(Stored records)
****************************************
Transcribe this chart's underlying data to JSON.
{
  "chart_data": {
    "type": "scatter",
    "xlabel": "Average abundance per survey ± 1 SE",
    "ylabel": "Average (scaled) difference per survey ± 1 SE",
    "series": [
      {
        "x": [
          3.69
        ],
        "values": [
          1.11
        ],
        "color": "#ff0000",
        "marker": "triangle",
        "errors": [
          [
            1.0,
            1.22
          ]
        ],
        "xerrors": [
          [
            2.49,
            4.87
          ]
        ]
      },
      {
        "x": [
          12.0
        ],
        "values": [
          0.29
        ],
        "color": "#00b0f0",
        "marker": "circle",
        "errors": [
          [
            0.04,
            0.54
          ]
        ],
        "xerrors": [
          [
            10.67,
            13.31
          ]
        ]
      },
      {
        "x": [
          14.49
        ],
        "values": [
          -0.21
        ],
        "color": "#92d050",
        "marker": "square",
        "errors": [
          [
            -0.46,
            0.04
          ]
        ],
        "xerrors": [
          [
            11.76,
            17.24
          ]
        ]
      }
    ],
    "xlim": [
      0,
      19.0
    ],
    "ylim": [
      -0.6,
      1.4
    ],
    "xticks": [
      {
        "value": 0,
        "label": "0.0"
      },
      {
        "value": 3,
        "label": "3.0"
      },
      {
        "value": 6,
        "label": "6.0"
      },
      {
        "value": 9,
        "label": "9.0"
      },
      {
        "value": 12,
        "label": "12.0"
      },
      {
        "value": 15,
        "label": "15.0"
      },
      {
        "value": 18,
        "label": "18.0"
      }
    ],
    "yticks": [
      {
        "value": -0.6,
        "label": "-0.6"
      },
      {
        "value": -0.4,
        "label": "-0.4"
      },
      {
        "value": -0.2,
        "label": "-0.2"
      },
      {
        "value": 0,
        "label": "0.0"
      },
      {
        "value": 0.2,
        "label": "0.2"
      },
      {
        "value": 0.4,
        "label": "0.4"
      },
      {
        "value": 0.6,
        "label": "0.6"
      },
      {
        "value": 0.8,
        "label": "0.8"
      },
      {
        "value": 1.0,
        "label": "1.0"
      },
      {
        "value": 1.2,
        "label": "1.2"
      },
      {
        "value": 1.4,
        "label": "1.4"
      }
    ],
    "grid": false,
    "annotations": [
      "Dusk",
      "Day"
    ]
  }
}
****************************************
THE PROBLEM: Using the material above, report each line where "survey" occurs.

ANSWER TO THE TASK:
    "xlabel": "Average abundance per survey ± 1 SE",
    "ylabel": "Average (scaled) difference per survey ± 1 SE",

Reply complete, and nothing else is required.